- **Exercise**
Return the lines below that carry the word "desperate".

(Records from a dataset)
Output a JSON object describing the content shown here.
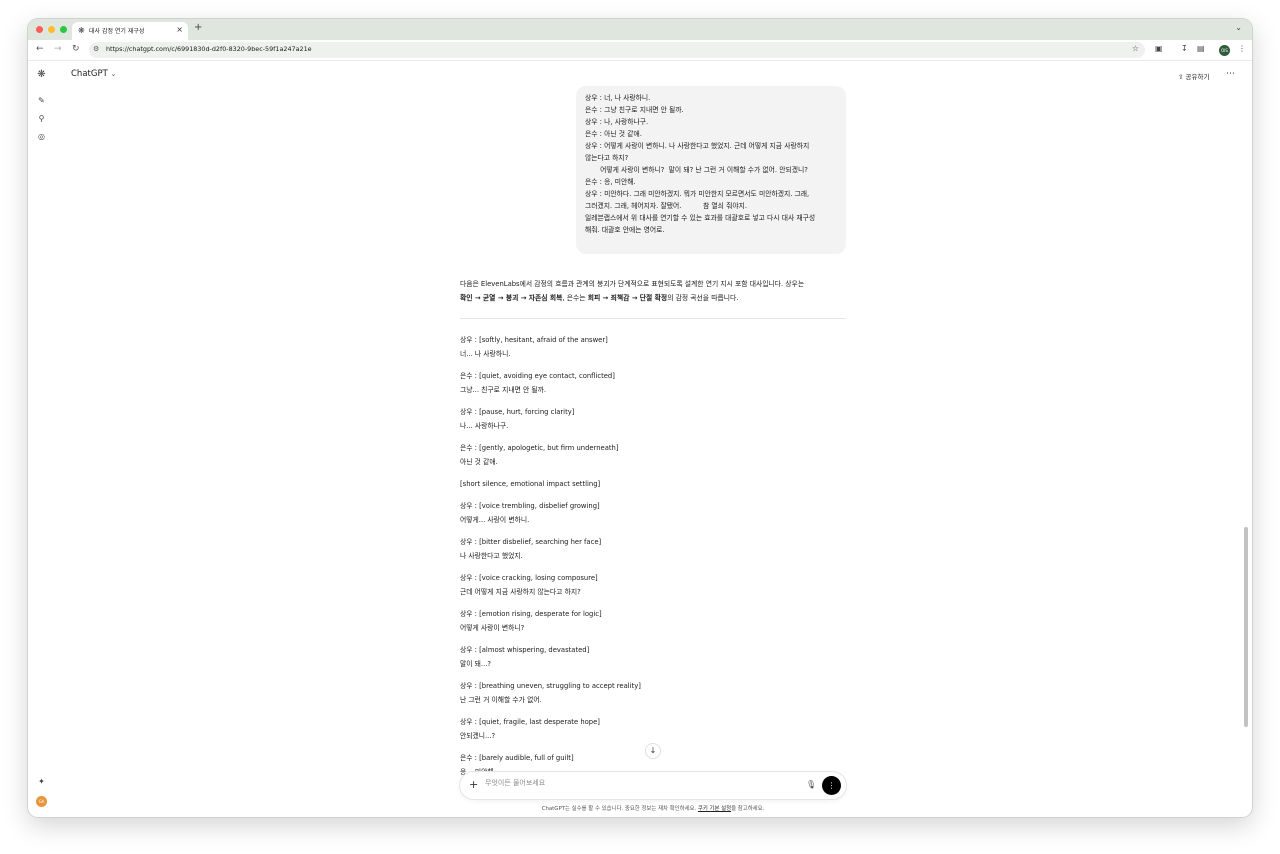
{
  "browser": {
    "tab_title": "대사 감정 연기 재구성",
    "new_tab_label": "+",
    "url": "https://chatgpt.com/c/6991830d-d2f0-8320-9bec-59f1a247a21e",
    "profile_initials": "OIS"
  },
  "header": {
    "model_name": "ChatGPT",
    "share_label": "공유하기"
  },
  "sidebar": {
    "avatar_initials": "GA"
  },
  "user_message": {
    "lines": [
      "상우 : 너, 나 사랑하니.",
      "은수 : 그냥 친구로 지내면 안 될까.",
      "상우 : 나, 사랑하나구.",
      "은수 : 아닌 것 같애.",
      "상우 : 어떻게 사랑이 변하니. 나 사랑한다고 했었지. 근데 어떻게 지금 사랑하지",
      "않는다고 하지?",
      "       어떻게 사랑이 변하니?  말이 돼? 난 그런 거 이해할 수가 없어. 안되겠니?",
      "은수 : 응, 미안해.",
      "상우 : 미안하다. 그래 미안하겠지. 뭐가 미안한지 모르면서도 미안하겠지. 그래,",
      "그러겠지. 그래, 헤어지자. 잘됐어.          참 열쇠 줘야지.",
      "",
      "일레븐랩스에서 위 대사를 연기할 수 있는 효과를 대괄호로 넣고 다시 대사 재구성",
      "해줘. 대괄호 안에는 영어로."
    ]
  },
  "assistant": {
    "intro_1": "다음은 ElevenLabs에서 감정의 흐름과 관계의 붕괴가 단계적으로 표현되도록 설계한 연기 지시 포함 대사입니다. 상우는",
    "intro_2a": "확인 → 균열 → 붕괴 → 자존심 회복",
    "intro_2b": ", 은수는 ",
    "intro_2c": "회피 → 죄책감 → 단절 확정",
    "intro_2d": "의 감정 곡선을 따릅니다.",
    "blocks": [
      {
        "direction": "상우 : [softly, hesitant, afraid of the answer]",
        "line": "너... 나 사랑하니."
      },
      {
        "direction": "은수 : [quiet, avoiding eye contact, conflicted]",
        "line": "그냥... 친구로 지내면 안 될까."
      },
      {
        "direction": "상우 : [pause, hurt, forcing clarity]",
        "line": "나... 사랑하나구."
      },
      {
        "direction": "은수 : [gently, apologetic, but firm underneath]",
        "line": "아닌 것 같애."
      },
      {
        "direction": "[short silence, emotional impact settling]",
        "line": ""
      },
      {
        "direction": "상우 : [voice trembling, disbelief growing]",
        "line": "어떻게... 사랑이 변하니."
      },
      {
        "direction": "상우 : [bitter disbelief, searching her face]",
        "line": "나 사랑한다고 했었지."
      },
      {
        "direction": "상우 : [voice cracking, losing composure]",
        "line": "근데 어떻게 지금 사랑하지 않는다고 하지?"
      },
      {
        "direction": "상우 : [emotion rising, desperate for logic]",
        "line": "어떻게 사랑이 변하니?"
      },
      {
        "direction": "상우 : [almost whispering, devastated]",
        "line": "말이 돼...?"
      },
      {
        "direction": "상우 : [breathing uneven, struggling to accept reality]",
        "line": "난 그런 거 이해할 수가 없어."
      },
      {
        "direction": "상우 : [quiet, fragile, last desperate hope]",
        "line": "안되겠니...?"
      },
      {
        "direction": "은수 : [barely audible, full of guilt]",
        "line": "응... 미안해."
      }
    ]
  },
  "composer": {
    "placeholder": "무엇이든 물어보세요"
  },
  "footer": {
    "text_before": "ChatGPT는 실수를 할 수 있습니다. 중요한 정보는 재차 확인하세요. ",
    "link_text": "쿠키 기본 설정",
    "text_after": "을 참고하세요."
  }
}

- **Solution below**
        "direction": "상우 : [emotion rising, desperate for logic]",
        "direction": "상우 : [quiet, fragile, last desperate hope]",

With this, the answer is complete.